#### [REQUEST]
The records that follow are to be repeated without alteration.
===== DATA PROVIDED
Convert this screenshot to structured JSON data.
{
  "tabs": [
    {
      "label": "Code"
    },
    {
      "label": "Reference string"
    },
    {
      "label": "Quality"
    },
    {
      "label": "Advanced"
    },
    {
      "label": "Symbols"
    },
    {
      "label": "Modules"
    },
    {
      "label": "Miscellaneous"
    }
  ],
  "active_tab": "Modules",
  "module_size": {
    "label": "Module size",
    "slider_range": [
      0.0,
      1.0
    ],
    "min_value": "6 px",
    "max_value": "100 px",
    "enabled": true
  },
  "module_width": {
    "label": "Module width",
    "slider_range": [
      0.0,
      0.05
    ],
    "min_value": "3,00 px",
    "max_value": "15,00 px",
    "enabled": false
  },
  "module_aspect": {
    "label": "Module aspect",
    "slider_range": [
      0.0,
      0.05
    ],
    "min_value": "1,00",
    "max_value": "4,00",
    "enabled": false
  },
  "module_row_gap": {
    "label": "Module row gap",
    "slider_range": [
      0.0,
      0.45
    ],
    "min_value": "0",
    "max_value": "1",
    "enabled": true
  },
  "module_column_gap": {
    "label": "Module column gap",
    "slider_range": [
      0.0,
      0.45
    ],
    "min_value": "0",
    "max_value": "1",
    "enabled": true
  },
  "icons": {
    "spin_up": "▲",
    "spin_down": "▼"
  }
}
==========
#### [RESULT]
Convert this screenshot to structured JSON data.
{
  "tabs": [
    {
      "label": "Code"
    },
    {
      "label": "Reference string"
    },
    {
      "label": "Quality"
    },
    {
      "label": "Advanced"
    },
    {
      "label": "Symbols"
    },
    {
      "label": "Modules"
    },
    {
      "label": "Miscellaneous"
    }
  ],
  "active_tab": "Modules",
  "module_size": {
    "label": "Module size",
    "slider_range": [
      0.0,
      1.0
    ],
    "min_value": "6 px",
    "max_value": "100 px",
    "enabled": true
  },
  "module_width": {
    "label": "Module width",
    "slider_range": [
      0.0,
      0.05
    ],
    "min_value": "3,00 px",
    "max_value": "15,00 px",
    "enabled": false
  },
  "module_aspect": {
    "label": "Module aspect",
    "slider_range": [
      0.0,
      0.05
    ],
    "min_value": "1,00",
    "max_value": "4,00",
    "enabled": false
  },
  "module_row_gap": {
    "label": "Module row gap",
    "slider_range": [
      0.0,
      0.45
    ],
    "min_value": "0",
    "max_value": "1",
    "enabled": true
  },
  "module_column_gap": {
    "label": "Module column gap",
    "slider_range": [
      0.0,
      0.45
    ],
    "min_value": "0",
    "max_value": "1",
    "enabled": true
  },
  "icons": {
    "spin_up": "▲",
    "spin_down": "▼"
  }
}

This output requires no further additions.